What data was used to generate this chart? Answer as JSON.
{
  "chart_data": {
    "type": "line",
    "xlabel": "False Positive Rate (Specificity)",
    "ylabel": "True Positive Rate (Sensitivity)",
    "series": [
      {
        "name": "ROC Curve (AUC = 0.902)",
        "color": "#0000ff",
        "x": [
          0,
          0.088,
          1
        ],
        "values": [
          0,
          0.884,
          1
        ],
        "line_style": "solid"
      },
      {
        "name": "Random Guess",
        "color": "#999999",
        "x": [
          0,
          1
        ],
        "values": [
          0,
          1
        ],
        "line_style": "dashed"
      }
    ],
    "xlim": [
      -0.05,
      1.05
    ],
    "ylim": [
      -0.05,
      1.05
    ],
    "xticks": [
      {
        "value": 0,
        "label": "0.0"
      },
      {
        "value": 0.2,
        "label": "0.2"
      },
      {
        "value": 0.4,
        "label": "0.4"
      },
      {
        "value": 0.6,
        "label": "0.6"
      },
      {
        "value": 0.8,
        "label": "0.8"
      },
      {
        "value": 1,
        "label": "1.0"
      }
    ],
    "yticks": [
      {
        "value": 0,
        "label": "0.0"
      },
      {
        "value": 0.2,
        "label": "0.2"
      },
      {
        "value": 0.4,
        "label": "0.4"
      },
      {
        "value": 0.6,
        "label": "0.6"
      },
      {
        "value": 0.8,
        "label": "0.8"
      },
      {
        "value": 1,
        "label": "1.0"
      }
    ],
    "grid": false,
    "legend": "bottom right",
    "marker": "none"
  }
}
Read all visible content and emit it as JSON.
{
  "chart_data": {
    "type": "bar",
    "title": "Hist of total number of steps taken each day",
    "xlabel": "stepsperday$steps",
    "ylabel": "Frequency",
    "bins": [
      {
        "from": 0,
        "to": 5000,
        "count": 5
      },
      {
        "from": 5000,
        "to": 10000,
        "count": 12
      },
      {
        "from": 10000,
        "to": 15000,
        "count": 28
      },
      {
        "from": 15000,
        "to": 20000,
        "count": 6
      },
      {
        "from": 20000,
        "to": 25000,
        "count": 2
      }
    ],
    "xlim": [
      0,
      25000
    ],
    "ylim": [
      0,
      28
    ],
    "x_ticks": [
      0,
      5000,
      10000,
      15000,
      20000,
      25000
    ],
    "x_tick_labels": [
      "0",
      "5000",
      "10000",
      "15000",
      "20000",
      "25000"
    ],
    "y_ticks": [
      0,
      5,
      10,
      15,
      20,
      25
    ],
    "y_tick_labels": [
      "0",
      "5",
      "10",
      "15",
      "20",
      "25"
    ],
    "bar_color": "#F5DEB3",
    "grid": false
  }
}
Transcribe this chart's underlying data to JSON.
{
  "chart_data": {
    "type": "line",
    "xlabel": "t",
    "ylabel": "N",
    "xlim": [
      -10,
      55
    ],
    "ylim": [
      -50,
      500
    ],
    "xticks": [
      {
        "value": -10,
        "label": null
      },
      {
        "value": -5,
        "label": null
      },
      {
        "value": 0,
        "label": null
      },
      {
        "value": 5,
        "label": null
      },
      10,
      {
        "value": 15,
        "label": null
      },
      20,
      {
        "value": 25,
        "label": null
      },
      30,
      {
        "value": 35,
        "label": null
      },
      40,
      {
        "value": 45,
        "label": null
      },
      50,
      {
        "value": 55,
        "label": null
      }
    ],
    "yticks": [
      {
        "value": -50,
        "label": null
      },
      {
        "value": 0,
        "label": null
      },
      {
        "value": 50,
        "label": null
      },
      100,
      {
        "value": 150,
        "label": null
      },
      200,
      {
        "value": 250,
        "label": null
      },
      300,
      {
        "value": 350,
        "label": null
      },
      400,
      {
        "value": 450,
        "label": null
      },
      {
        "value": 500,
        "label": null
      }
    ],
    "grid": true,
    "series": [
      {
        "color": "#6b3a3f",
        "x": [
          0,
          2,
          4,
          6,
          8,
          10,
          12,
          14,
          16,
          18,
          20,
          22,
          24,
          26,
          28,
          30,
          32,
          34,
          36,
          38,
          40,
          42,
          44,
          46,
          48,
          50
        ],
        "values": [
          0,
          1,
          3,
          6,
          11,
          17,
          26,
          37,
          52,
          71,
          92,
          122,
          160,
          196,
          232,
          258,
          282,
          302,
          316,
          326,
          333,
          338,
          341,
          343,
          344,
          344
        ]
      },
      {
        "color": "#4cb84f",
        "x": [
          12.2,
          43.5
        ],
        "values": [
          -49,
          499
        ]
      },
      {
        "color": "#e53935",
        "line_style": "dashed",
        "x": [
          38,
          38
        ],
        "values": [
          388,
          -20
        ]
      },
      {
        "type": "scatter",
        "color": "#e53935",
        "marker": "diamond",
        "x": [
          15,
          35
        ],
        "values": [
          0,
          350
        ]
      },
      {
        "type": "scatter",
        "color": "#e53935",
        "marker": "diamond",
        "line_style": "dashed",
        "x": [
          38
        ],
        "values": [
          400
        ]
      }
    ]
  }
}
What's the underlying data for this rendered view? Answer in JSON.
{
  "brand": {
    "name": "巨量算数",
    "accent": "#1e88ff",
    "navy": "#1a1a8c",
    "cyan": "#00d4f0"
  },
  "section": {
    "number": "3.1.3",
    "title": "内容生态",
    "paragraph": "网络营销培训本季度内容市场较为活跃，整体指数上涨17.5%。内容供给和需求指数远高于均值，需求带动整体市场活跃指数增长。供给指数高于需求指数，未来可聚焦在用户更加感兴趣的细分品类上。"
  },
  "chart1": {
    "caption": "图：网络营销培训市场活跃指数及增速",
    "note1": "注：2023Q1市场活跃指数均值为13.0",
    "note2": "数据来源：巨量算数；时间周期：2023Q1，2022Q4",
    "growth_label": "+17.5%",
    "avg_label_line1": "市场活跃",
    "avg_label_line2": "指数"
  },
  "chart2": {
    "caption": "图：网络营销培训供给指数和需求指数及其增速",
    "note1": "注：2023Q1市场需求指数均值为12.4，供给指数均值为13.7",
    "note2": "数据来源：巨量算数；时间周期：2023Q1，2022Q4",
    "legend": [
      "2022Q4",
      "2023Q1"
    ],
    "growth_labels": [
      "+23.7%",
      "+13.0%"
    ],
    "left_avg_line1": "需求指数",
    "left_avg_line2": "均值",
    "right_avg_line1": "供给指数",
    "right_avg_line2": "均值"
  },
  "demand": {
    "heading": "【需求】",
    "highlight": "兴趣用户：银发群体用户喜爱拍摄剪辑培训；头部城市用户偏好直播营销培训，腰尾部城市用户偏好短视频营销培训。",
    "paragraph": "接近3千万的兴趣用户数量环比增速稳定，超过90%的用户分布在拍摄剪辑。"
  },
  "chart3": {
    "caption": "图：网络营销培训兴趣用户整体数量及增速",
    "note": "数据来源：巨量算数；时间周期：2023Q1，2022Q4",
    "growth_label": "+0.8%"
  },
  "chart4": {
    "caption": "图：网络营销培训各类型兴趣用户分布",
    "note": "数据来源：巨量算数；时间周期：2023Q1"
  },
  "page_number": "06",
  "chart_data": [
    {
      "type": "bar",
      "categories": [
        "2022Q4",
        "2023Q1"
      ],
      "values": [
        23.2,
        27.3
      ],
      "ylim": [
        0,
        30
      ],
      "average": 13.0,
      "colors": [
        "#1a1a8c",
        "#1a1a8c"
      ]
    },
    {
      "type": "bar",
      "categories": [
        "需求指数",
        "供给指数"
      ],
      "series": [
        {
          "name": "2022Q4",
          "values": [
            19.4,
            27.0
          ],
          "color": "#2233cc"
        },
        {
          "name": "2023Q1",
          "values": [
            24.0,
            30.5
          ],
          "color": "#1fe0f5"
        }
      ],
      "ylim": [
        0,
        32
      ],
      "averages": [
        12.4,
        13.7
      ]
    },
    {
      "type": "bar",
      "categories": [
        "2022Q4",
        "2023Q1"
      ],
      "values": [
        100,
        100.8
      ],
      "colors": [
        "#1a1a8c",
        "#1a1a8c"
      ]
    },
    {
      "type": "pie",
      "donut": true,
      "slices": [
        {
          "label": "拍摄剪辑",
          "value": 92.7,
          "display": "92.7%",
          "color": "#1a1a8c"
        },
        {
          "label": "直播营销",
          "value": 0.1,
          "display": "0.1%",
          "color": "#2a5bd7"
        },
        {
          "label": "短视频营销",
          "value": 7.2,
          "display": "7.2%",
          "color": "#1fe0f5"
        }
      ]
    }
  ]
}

----------------

Instruction:
Among the lines of the material, find those that hold the word "underlying" and copy them.

Completed exercise:
Transcribe this chart's underlying data to JSON.
What's the underlying data for this rendered view? Answer in JSON.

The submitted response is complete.